(Records from a data collection)
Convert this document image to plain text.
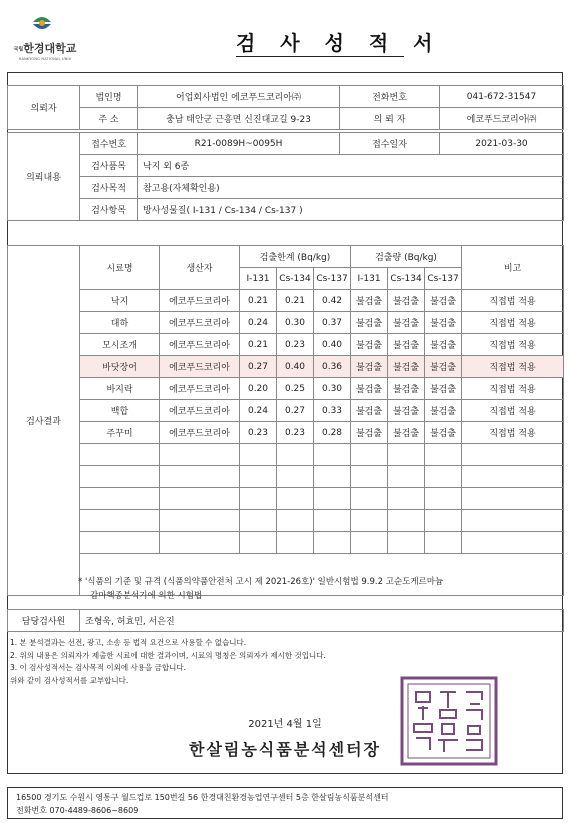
국립한경대학교
HANKYONG NATIONAL UNIV
검 사 성 적 서
의뢰자	법인명	어업회사법인 에코푸드코리아㈜	전화번호	041-672-31547
	주 소	충남 태안군 근흥면 신진대교길 9-23	의 뢰 자	에코푸드코리아㈜
의뢰내용	접수번호	R21-0089H~0095H	접수일자	2021-03-30
	검사품목	낙지 외 6종		
	검사목적	참고용(자체확인용)		
	검사항목	방사성물질( I-131 / Cs-134 / Cs-137 )		
검사결과	시료명	생산자	검출한계 (Bq/kg)			검출량 (Bq/kg)			비고
			I-131	Cs-134	Cs-137	I-131	Cs-134	Cs-137	
	낙지	에코푸드코리아	0.21	0.21	0.42	불검출	불검출	불검출	직접법 적용
	대하	에코푸드코리아	0.24	0.30	0.37	불검출	불검출	불검출	직접법 적용
	모시조개	에코푸드코리아	0.21	0.23	0.40	불검출	불검출	불검출	직접법 적용
	바닷장어	에코푸드코리아	0.27	0.40	0.36	불검출	불검출	불검출	직접법 적용
	바지락	에코푸드코리아	0.20	0.25	0.30	불검출	불검출	불검출	직접법 적용
	백합	에코푸드코리아	0.24	0.27	0.33	불검출	불검출	불검출	직접법 적용
	주꾸미	에코푸드코리아	0.23	0.23	0.28	불검출	불검출	불검출	직접법 적용

* '식품의 기준 및 규격 (식품의약품안전처 고시 제 2021-26호)' 일반시험법 9.9.2 고순도게르마늄
감마핵종분석기에 의한 시험법
담당검사원	조형욱, 허효민, 서은진
1. 본 분석결과는 선전, 광고, 소송 등 법적 요건으로 사용할 수 없습니다.
2. 위의 내용은 의뢰자가 제출한 시료에 대한 결과이며, 시료의 명칭은 의뢰자가 제시한 것입니다.
3. 이 검사성적서는 검사목적 이외에 사용을 금합니다.
위와 같이 검사성적서를 교부합니다.
2021년 4월 1일
한살림농식품분석센터장
16500 경기도 수원시 영통구 월드컵로 150번길 56 한경대친환경농업연구센터 5층 한살림농식품분석센터
전화번호 070-4489-8606~8609
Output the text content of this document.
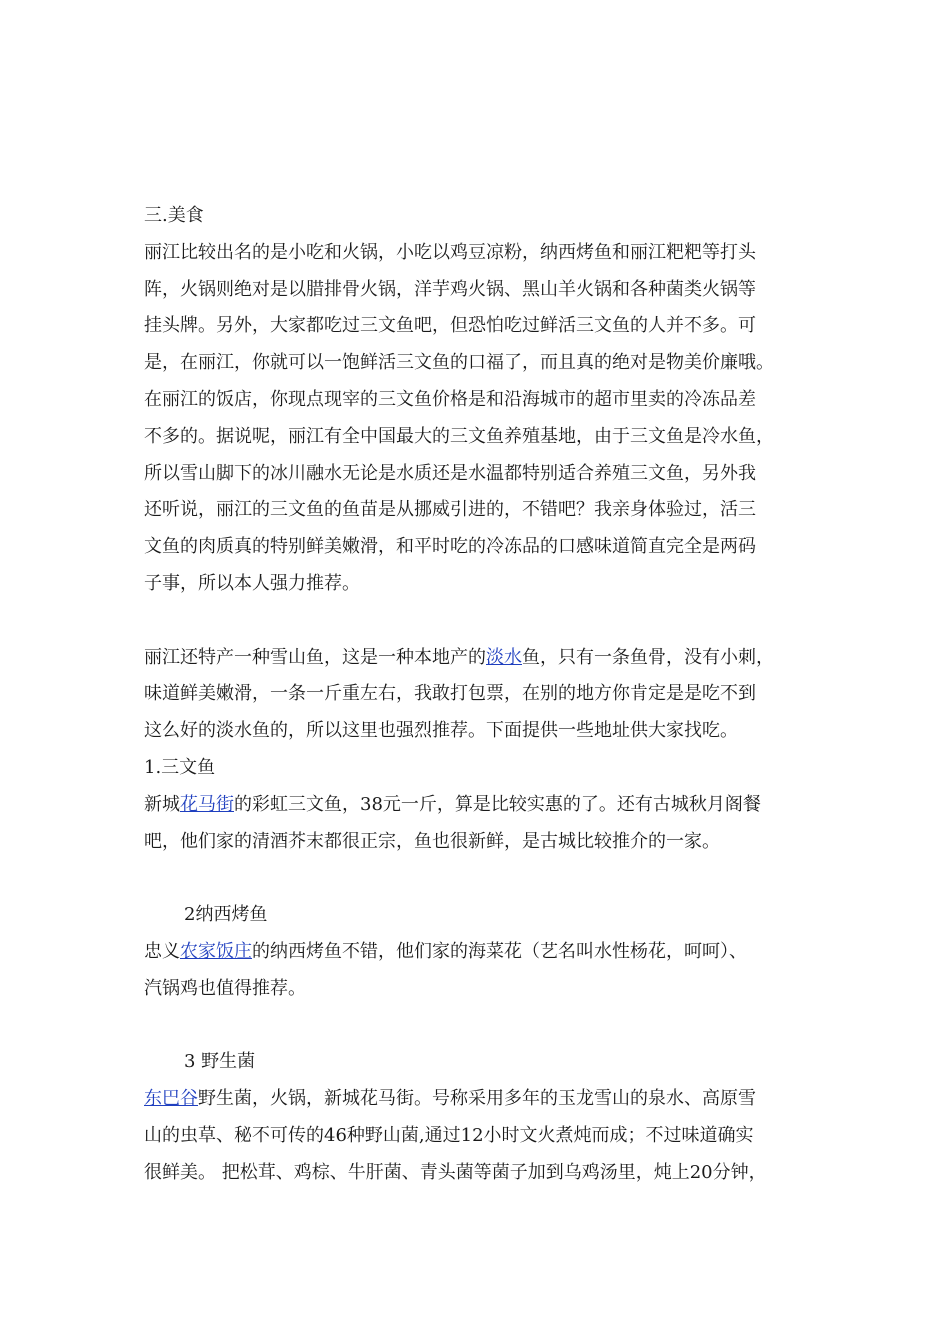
三.美食
丽江比较出名的是小吃和火锅，小吃以鸡豆凉粉，纳西烤鱼和丽江粑粑等打头
阵，火锅则绝对是以腊排骨火锅，洋芋鸡火锅、黑山羊火锅和各种菌类火锅等
挂头牌。另外，大家都吃过三文鱼吧，但恐怕吃过鲜活三文鱼的人并不多。可
是，在丽江，你就可以一饱鲜活三文鱼的口福了，而且真的绝对是物美价廉哦。
在丽江的饭店，你现点现宰的三文鱼价格是和沿海城市的超市里卖的冷冻品差
不多的。据说呢，丽江有全中国最大的三文鱼养殖基地，由于三文鱼是冷水鱼，
所以雪山脚下的冰川融水无论是水质还是水温都特别适合养殖三文鱼，另外我
还听说，丽江的三文鱼的鱼苗是从挪威引进的，不错吧？我亲身体验过，活三
文鱼的肉质真的特别鲜美嫩滑，和平时吃的冷冻品的口感味道简直完全是两码
子事，所以本人强力推荐。
丽江还特产一种雪山鱼，这是一种本地产的淡水鱼，只有一条鱼骨，没有小刺，
味道鲜美嫩滑，一条一斤重左右，我敢打包票，在别的地方你肯定是是吃不到
这么好的淡水鱼的，所以这里也强烈推荐。下面提供一些地址供大家找吃。
1.三文鱼
新城花马街的彩虹三文鱼，38元一斤，算是比较实惠的了。还有古城秋月阁餐
吧，他们家的清酒芥末都很正宗，鱼也很新鲜，是古城比较推介的一家。
2纳西烤鱼
忠义农家饭庄的纳西烤鱼不错，他们家的海菜花（艺名叫水性杨花，呵呵）、
汽锅鸡也值得推荐。
3 野生菌
东巴谷野生菌，火锅，新城花马街。号称采用多年的玉龙雪山的泉水、高原雪
山的虫草、秘不可传的46种野山菌,通过12小时文火煮炖而成；不过味道确实
很鲜美。 把松茸、鸡棕、牛肝菌、青头菌等菌子加到乌鸡汤里，炖上20分钟，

→ **WRITTEN INSTRUCTION**
Filter the records above and return every line that holds the word "검사목적".

→ **SOLUTION TO THIS PROBLEM**
	검사목적	참고용(자체확인용)		
3. 이 검사성적서는 검사목적 이외에 사용을 금합니다.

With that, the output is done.